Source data
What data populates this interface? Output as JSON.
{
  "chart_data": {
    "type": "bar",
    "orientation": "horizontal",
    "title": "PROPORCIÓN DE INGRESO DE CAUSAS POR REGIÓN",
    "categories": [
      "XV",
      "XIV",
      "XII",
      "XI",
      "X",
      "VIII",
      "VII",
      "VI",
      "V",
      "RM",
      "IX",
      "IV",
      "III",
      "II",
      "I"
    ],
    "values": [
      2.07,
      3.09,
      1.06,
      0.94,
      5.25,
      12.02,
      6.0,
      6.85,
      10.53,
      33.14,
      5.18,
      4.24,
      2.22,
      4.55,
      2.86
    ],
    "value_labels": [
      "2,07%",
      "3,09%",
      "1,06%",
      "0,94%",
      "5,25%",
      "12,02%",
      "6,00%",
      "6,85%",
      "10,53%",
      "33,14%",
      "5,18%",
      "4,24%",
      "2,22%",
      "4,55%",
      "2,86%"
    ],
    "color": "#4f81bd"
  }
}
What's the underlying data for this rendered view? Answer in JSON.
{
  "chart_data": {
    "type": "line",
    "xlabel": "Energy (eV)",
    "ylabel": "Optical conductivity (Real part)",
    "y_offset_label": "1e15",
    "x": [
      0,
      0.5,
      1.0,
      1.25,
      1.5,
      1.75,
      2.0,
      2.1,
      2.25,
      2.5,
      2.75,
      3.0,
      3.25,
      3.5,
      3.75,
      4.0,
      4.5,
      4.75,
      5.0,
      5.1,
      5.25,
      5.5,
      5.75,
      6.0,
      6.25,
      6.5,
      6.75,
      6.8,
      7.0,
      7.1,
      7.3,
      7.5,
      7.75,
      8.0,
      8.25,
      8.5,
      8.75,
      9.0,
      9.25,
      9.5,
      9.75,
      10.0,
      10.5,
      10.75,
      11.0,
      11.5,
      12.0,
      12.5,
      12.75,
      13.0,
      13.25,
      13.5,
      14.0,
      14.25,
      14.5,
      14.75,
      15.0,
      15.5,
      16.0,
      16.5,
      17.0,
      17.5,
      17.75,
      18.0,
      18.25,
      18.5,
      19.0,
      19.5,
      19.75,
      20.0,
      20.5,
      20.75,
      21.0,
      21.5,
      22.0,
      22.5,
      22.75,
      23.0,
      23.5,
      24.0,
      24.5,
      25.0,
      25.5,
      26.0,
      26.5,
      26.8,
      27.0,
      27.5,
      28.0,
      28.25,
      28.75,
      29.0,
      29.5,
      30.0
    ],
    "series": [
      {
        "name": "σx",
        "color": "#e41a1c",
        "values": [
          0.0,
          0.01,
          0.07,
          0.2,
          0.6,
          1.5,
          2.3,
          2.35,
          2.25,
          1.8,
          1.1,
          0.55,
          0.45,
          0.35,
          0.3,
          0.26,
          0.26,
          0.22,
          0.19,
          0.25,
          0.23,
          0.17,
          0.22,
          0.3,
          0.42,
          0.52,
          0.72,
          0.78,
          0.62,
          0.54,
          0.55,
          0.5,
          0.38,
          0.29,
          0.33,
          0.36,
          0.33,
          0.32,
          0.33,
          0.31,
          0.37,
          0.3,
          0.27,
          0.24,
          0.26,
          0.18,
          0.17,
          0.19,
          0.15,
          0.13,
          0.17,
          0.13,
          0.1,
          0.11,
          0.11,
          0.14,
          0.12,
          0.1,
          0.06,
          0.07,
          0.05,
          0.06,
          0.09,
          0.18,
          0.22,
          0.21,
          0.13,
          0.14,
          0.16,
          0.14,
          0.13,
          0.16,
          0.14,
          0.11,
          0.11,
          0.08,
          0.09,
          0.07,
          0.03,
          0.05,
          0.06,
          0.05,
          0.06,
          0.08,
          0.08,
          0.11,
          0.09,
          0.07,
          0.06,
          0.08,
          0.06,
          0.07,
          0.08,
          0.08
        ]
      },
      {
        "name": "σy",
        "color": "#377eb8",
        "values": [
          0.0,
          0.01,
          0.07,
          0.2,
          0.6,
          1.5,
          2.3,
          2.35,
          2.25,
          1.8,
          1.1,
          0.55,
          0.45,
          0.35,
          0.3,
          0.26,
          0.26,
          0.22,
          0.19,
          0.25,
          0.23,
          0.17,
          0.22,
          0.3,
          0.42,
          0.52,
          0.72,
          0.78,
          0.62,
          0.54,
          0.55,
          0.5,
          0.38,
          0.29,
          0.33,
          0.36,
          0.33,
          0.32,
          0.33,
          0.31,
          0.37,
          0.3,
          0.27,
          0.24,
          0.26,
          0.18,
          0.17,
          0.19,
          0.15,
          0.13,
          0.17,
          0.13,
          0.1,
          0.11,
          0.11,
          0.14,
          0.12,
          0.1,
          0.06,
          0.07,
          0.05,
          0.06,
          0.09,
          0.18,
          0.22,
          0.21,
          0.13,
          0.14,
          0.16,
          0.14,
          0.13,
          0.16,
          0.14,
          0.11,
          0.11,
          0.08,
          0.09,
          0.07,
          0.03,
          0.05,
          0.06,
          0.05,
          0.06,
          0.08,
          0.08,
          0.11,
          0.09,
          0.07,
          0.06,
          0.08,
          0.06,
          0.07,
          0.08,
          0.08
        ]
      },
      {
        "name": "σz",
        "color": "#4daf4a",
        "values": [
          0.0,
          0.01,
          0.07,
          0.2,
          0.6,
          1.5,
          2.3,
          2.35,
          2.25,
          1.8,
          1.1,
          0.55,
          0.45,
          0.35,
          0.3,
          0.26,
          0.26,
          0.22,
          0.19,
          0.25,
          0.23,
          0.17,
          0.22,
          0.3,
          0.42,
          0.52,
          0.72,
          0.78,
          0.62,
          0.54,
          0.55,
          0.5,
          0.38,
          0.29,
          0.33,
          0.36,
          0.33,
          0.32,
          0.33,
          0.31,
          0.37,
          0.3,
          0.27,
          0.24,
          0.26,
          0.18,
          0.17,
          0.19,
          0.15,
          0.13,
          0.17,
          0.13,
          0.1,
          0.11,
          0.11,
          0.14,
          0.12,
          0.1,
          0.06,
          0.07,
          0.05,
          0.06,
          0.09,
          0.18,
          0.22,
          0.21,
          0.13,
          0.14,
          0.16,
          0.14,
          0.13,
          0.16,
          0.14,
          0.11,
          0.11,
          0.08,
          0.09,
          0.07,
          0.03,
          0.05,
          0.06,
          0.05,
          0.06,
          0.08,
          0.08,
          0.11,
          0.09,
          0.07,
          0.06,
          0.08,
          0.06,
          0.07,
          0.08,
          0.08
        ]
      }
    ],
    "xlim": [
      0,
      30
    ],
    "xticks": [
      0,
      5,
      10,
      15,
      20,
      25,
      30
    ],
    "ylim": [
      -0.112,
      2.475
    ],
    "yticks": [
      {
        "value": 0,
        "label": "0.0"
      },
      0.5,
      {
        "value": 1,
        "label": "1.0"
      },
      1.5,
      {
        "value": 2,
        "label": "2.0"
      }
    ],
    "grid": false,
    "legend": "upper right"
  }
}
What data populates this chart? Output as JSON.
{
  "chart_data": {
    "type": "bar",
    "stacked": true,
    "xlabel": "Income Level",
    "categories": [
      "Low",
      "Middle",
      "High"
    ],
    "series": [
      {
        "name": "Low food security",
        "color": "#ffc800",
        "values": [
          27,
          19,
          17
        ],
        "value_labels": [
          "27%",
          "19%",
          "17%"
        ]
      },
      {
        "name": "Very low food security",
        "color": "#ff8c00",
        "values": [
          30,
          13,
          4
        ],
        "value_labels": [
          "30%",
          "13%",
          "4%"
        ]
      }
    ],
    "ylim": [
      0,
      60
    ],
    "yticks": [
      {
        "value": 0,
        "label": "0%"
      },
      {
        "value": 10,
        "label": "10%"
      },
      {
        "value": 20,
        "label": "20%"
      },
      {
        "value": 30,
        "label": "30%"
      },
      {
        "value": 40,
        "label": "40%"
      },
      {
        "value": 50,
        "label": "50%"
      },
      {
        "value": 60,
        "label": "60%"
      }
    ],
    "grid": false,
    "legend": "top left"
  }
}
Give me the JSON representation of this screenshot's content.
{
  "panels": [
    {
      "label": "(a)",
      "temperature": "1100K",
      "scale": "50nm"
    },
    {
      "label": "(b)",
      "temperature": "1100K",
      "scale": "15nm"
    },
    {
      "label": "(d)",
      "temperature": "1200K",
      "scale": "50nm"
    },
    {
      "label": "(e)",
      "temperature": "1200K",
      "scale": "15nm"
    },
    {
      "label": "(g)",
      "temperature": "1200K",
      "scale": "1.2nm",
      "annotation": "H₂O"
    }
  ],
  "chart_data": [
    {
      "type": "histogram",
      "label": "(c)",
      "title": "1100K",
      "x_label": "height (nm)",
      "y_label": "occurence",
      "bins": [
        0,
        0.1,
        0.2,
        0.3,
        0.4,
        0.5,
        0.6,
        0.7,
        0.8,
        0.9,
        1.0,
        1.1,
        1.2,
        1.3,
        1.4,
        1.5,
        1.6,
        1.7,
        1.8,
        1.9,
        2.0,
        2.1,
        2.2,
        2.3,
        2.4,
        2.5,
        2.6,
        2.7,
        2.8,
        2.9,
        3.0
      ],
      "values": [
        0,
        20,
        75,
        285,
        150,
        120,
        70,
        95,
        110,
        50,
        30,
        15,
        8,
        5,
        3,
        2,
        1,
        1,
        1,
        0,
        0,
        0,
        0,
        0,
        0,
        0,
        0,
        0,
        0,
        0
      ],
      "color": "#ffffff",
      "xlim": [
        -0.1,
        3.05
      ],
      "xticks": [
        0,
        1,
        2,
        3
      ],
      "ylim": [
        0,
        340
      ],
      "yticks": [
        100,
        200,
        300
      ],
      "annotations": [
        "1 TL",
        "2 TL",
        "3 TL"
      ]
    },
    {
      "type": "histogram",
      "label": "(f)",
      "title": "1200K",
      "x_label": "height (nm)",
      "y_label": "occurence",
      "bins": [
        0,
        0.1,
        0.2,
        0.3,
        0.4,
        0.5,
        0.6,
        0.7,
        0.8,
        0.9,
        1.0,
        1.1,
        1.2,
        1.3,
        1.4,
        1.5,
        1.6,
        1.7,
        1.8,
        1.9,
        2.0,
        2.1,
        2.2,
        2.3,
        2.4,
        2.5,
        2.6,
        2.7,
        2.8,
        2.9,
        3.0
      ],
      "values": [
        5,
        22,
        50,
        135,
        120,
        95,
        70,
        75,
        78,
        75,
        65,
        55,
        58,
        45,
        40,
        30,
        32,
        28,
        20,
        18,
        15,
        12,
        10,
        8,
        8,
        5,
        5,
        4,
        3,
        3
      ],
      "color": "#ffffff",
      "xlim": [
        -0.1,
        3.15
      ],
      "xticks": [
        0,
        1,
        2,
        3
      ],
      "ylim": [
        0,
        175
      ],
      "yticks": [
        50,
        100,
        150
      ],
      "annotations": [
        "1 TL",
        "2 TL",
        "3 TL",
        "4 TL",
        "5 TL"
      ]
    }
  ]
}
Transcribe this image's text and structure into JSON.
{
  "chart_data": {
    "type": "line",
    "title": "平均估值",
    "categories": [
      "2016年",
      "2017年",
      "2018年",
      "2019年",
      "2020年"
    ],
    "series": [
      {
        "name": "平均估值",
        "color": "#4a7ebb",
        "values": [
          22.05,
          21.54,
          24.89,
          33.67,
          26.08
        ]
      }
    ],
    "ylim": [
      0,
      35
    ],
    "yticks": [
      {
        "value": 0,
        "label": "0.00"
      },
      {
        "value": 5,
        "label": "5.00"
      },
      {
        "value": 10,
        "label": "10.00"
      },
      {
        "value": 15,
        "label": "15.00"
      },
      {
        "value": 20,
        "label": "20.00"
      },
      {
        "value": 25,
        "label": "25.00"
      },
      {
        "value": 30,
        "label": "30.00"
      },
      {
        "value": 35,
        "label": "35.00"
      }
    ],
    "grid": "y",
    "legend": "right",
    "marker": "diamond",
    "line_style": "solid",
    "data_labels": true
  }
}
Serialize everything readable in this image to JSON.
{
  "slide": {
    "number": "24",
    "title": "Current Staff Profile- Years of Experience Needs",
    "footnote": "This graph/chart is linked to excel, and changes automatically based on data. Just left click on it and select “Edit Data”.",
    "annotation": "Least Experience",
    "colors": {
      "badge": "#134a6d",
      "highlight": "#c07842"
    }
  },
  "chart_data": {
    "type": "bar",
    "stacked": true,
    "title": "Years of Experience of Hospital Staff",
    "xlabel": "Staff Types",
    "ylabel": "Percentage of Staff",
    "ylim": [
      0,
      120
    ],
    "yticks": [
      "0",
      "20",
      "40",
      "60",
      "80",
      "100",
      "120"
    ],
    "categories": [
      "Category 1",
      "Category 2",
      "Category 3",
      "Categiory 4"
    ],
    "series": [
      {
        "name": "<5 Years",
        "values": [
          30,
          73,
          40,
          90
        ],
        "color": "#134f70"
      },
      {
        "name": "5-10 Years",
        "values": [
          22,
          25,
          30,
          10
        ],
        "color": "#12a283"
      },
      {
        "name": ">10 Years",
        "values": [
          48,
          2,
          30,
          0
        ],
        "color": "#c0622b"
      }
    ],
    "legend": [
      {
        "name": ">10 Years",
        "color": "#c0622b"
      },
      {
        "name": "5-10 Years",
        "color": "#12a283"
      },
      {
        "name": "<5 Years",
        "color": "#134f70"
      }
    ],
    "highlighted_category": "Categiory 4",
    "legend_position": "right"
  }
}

§ Challenge
Give the number of lines that hold the word "What" in these records, with nothing added.

§ Solution to this problem
3